**Provided data**:
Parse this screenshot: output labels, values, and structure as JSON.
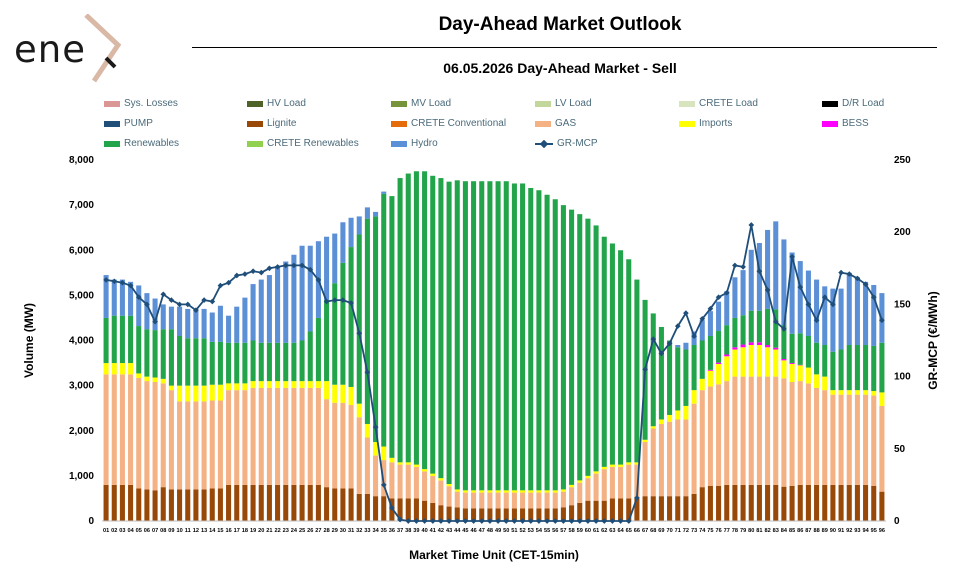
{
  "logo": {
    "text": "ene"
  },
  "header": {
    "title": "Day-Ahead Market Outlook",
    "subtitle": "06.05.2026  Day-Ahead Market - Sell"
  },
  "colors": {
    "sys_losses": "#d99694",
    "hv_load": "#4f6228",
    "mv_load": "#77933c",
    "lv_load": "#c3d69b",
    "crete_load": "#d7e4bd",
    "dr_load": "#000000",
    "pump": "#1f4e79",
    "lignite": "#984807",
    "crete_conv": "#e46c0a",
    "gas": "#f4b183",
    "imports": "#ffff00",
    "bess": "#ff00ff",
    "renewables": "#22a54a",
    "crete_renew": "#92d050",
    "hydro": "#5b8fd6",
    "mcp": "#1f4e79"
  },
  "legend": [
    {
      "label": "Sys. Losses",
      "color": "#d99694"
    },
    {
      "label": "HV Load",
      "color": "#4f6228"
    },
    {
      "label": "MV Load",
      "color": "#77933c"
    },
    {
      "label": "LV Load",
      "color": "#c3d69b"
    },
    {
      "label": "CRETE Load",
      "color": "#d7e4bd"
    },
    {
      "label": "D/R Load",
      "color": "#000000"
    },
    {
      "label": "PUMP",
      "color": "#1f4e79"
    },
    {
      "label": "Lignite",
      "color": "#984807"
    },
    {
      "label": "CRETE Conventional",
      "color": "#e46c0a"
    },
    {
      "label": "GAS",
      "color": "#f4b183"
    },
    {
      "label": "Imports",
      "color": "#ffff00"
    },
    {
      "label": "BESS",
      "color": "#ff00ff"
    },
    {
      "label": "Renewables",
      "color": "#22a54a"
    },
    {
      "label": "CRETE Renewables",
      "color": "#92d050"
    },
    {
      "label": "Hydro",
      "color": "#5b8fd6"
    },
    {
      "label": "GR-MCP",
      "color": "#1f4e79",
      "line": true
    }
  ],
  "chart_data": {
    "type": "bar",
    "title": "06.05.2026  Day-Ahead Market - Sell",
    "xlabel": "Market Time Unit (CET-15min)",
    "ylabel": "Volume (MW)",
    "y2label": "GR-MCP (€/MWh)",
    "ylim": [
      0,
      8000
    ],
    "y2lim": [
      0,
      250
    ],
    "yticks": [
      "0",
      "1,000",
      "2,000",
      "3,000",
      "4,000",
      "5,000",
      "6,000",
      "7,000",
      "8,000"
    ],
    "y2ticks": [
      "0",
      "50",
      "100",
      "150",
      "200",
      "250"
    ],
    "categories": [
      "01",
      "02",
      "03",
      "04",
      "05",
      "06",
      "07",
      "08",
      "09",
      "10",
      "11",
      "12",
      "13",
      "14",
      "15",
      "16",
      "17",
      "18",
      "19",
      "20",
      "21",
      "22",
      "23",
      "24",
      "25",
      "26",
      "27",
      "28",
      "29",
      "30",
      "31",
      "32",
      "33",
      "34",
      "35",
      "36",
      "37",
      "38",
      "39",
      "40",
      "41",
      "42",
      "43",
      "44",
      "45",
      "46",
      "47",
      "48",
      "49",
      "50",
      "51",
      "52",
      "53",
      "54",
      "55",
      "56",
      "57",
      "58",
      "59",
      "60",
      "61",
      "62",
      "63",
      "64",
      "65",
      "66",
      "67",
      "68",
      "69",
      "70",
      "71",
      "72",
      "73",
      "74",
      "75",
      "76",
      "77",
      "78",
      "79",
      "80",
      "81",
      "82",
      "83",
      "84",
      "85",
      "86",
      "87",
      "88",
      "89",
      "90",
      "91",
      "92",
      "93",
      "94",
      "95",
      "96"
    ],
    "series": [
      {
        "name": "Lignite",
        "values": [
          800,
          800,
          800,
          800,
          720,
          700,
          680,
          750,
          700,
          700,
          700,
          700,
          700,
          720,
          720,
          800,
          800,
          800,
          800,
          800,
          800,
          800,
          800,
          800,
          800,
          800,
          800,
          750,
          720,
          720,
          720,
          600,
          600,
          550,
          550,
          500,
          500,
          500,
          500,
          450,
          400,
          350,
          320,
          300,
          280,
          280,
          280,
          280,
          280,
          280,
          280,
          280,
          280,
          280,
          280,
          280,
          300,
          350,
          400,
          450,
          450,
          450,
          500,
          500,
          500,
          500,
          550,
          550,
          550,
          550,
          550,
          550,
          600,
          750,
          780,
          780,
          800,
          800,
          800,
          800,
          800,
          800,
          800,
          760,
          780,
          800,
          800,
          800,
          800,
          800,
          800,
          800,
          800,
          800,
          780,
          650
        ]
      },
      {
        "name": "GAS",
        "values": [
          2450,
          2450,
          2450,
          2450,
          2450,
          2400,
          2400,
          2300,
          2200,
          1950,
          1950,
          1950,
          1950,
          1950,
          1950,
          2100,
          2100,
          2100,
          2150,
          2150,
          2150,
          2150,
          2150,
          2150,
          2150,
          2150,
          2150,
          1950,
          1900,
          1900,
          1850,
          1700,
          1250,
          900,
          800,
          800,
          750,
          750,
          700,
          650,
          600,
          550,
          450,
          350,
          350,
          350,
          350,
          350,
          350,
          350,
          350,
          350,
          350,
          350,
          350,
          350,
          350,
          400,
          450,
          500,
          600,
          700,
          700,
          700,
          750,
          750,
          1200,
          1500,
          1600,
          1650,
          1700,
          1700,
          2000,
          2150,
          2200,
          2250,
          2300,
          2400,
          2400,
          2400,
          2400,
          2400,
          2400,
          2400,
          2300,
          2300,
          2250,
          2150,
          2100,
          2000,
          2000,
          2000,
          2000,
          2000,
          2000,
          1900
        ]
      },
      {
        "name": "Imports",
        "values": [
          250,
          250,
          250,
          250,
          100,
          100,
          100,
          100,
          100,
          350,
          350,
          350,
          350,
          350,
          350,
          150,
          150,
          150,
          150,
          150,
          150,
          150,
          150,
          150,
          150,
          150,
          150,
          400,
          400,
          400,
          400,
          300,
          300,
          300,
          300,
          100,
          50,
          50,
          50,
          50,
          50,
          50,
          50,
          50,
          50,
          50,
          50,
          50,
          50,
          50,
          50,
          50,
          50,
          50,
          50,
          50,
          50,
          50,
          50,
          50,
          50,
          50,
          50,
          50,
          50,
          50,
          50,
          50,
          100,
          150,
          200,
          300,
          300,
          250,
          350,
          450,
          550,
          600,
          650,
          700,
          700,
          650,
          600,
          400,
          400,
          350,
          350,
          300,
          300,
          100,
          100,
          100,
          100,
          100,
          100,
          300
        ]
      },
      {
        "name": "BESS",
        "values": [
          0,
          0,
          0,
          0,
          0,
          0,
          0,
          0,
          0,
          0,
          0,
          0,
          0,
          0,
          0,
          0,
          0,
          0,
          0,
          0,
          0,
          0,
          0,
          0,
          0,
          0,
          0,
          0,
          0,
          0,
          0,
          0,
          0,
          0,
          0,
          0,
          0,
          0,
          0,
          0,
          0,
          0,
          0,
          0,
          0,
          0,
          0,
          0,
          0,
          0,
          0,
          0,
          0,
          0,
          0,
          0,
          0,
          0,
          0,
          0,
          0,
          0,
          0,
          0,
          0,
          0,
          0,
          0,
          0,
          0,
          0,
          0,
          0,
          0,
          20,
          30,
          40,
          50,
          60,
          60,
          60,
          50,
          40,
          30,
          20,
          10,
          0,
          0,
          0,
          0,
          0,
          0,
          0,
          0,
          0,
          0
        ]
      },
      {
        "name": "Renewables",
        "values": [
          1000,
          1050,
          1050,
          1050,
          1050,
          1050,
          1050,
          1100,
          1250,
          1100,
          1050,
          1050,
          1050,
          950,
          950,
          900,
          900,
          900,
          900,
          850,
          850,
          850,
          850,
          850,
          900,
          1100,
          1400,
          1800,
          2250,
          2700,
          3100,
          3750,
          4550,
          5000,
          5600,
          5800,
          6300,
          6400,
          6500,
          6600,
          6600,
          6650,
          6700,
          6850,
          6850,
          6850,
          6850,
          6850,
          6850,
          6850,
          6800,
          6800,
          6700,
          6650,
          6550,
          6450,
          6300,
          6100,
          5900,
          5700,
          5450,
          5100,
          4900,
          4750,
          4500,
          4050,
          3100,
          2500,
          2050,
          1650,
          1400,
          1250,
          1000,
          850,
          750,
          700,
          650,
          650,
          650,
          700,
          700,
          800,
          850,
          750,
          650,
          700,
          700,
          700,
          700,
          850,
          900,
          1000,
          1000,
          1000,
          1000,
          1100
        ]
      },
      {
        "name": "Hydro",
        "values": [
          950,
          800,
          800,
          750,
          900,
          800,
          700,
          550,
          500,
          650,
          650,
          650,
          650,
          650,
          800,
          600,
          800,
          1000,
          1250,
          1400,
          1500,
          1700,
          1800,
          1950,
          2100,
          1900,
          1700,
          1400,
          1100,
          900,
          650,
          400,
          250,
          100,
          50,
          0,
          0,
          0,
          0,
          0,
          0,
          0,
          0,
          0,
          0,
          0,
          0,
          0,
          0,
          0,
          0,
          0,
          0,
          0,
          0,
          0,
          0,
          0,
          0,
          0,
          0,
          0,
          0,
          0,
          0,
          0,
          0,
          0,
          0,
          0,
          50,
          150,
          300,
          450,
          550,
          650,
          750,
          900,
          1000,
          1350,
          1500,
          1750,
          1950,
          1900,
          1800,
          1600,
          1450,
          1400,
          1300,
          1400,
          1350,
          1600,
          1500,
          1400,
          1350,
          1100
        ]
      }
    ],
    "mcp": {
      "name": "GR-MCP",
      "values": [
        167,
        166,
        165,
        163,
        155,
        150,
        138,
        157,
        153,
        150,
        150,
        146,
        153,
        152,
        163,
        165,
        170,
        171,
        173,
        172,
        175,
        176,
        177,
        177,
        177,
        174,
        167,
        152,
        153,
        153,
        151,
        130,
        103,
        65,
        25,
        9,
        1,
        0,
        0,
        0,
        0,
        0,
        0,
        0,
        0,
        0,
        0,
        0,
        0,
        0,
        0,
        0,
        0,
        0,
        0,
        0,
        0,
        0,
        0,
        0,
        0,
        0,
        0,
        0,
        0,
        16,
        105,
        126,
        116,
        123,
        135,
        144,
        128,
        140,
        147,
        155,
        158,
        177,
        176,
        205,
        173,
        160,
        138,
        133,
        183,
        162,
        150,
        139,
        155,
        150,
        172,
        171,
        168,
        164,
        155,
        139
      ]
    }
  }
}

**Challenge**: Identify the lines in the entries above that contain "Market", then copy them out.

**Written reply**:
    "title": "Day-Ahead Market Outlook",
    "subtitle": "06.05.2026  Day-Ahead Market - Sell"
    "title": "06.05.2026  Day-Ahead Market - Sell",
    "xlabel": "Market Time Unit (CET-15min)",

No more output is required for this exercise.